* **Task directions**
Extract every line below that contains the word "name".

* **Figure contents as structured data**
┄┄┄┄┄┄┄┄┄┄

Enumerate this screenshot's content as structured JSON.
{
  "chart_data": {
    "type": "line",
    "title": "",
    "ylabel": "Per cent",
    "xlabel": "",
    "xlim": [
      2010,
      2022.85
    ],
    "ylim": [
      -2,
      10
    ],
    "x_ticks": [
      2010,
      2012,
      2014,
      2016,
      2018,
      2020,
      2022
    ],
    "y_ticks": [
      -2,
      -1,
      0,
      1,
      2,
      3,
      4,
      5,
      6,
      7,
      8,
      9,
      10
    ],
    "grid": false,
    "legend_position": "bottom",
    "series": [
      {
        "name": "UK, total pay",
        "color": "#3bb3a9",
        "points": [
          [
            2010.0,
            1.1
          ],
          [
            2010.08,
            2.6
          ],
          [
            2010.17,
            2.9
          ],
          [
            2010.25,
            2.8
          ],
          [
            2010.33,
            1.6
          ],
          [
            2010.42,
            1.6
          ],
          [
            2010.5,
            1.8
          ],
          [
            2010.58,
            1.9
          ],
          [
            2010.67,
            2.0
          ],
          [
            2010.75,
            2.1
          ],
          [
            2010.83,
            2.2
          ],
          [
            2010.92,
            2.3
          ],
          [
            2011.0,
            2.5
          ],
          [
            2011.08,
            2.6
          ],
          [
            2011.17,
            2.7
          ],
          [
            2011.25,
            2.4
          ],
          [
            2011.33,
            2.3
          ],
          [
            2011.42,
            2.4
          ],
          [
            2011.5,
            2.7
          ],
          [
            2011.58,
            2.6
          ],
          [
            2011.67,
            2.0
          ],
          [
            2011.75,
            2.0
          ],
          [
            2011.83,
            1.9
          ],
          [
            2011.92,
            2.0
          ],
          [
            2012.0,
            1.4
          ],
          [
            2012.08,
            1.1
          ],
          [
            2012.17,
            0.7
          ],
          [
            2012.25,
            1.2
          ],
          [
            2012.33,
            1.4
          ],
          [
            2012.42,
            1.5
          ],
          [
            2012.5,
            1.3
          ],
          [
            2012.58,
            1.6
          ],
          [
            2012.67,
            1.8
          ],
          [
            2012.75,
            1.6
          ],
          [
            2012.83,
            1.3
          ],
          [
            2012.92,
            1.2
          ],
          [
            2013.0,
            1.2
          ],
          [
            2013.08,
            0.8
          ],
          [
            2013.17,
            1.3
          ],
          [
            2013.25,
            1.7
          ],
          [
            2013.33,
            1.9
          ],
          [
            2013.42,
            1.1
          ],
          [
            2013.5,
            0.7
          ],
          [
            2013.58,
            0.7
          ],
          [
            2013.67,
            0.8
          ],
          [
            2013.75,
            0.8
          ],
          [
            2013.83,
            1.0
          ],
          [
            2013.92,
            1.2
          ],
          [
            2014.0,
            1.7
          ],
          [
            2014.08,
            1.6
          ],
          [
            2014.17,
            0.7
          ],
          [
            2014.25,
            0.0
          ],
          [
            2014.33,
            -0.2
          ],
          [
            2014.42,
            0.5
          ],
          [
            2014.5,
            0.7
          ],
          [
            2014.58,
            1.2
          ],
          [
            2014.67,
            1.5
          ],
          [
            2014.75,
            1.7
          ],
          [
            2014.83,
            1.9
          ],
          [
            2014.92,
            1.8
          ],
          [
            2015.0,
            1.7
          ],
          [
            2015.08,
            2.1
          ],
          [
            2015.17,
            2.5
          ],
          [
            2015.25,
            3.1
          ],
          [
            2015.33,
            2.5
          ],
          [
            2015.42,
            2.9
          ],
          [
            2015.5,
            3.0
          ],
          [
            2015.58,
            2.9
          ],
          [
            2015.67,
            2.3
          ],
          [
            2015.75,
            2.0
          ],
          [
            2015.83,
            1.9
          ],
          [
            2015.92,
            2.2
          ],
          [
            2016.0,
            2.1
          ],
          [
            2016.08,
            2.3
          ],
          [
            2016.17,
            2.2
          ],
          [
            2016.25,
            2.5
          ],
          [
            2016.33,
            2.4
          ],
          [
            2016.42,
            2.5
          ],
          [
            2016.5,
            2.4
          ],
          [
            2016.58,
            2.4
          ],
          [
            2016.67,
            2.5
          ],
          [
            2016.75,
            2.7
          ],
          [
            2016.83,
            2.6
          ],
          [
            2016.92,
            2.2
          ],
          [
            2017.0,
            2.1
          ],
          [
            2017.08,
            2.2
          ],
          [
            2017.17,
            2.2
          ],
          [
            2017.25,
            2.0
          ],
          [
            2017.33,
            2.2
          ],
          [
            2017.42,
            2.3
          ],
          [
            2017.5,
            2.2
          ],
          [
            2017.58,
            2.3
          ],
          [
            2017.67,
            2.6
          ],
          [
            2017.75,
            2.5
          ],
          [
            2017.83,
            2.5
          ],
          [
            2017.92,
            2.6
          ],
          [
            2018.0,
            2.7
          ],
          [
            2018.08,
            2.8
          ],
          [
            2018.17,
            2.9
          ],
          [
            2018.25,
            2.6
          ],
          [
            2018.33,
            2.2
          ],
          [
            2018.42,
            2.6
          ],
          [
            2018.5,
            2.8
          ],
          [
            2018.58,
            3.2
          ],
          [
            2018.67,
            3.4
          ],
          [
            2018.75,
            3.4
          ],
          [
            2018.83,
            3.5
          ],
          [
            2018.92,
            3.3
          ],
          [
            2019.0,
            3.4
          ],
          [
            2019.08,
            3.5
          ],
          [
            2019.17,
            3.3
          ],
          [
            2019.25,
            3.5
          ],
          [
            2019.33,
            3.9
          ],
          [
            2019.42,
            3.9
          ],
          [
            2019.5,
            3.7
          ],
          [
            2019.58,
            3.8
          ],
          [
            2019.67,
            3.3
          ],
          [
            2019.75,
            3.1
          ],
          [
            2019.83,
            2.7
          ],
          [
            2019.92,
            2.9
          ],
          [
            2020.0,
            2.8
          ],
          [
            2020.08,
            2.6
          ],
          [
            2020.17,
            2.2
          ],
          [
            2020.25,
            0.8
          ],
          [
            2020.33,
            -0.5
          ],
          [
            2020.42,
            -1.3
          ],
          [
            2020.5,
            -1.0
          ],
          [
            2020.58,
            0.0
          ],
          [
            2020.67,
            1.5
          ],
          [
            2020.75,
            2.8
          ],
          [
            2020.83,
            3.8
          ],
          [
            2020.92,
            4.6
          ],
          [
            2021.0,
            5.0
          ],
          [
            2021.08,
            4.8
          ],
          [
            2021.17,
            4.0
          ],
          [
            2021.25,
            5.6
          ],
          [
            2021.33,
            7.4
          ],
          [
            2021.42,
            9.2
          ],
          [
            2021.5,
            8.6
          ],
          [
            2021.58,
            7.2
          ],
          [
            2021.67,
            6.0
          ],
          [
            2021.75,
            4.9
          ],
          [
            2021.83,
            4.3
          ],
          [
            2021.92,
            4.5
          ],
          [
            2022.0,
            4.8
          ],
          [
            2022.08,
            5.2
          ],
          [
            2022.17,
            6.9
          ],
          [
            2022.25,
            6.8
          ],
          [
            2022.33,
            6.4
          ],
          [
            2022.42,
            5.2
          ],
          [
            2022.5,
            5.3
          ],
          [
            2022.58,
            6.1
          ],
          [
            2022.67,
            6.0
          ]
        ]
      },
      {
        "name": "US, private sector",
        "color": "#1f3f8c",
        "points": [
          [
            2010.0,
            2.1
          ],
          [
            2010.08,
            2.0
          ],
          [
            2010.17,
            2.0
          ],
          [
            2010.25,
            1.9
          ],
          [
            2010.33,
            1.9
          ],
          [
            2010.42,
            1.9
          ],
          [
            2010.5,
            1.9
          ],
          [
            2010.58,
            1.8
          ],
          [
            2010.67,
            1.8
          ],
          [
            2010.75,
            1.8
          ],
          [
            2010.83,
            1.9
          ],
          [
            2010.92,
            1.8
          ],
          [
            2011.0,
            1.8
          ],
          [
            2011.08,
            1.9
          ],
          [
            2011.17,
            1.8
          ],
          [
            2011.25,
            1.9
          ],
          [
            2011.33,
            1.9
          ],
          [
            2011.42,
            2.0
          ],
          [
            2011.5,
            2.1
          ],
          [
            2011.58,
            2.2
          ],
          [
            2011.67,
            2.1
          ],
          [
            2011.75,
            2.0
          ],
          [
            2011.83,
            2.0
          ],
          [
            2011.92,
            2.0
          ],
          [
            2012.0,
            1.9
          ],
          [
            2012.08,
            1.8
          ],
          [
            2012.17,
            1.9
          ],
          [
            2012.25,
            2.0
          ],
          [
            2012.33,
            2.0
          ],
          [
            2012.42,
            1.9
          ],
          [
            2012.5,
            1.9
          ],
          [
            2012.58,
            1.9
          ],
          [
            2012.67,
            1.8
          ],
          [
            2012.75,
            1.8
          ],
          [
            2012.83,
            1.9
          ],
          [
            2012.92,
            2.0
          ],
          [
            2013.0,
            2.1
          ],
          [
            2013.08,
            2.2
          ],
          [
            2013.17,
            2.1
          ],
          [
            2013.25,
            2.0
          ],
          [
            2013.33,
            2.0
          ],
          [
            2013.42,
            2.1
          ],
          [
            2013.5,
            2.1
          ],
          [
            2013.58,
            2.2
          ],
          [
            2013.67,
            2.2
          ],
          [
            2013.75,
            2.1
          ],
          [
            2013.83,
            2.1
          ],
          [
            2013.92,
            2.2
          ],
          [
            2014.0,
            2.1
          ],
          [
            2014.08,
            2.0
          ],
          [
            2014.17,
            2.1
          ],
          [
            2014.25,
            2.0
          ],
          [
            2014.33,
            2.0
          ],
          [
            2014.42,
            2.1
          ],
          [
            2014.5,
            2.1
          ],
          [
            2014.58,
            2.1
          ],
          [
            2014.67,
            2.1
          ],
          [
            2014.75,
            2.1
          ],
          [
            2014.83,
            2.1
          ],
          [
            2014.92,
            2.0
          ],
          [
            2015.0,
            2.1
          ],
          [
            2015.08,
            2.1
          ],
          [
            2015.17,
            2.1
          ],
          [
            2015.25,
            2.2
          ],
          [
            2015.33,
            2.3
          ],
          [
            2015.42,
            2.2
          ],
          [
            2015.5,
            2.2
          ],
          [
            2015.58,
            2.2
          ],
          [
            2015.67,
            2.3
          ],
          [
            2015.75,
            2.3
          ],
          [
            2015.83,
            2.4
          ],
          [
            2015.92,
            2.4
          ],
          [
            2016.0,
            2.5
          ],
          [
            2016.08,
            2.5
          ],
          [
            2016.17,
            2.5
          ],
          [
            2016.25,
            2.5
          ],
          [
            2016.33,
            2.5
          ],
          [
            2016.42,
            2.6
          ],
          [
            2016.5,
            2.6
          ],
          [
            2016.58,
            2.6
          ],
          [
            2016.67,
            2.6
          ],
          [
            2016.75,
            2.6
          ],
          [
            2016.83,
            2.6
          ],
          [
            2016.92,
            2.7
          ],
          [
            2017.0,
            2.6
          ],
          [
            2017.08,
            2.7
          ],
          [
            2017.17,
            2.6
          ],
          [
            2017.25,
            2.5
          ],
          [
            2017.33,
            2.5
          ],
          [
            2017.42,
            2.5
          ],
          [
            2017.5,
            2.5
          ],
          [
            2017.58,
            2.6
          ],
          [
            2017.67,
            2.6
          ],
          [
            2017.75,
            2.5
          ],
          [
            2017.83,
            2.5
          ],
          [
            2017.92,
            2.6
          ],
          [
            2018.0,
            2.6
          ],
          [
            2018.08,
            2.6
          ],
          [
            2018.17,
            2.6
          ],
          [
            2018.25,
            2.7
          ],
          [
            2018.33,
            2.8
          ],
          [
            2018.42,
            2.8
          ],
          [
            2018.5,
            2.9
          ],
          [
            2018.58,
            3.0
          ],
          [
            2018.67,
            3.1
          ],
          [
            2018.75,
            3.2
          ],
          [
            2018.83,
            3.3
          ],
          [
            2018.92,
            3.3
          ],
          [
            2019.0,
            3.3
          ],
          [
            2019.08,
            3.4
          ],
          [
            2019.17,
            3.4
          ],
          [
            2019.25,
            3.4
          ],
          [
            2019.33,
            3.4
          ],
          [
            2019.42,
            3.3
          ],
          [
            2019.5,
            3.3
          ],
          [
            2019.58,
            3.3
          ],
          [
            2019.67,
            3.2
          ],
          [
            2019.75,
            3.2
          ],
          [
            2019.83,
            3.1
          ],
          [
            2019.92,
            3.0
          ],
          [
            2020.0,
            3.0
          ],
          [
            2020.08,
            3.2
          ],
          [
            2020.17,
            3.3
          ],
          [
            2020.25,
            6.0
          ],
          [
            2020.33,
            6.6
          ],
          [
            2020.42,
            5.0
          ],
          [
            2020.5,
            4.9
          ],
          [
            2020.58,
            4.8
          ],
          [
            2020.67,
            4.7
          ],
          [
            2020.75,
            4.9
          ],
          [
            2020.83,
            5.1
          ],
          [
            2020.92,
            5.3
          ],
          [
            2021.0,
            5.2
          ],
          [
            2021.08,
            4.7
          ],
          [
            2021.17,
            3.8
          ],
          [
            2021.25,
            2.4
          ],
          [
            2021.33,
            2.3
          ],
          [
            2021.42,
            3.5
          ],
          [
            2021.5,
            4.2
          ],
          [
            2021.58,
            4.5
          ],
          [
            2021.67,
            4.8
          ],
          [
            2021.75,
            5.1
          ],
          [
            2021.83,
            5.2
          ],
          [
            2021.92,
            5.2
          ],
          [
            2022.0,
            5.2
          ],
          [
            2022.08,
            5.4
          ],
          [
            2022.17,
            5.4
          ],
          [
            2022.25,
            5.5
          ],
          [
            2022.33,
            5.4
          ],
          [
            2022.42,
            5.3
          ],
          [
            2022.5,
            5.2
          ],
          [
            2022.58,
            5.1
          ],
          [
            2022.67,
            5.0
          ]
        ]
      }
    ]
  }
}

┄┄┄┄┄┄┄┄┄┄

* **The result**
        "name": "UK, total pay",
        "name": "US, private sector",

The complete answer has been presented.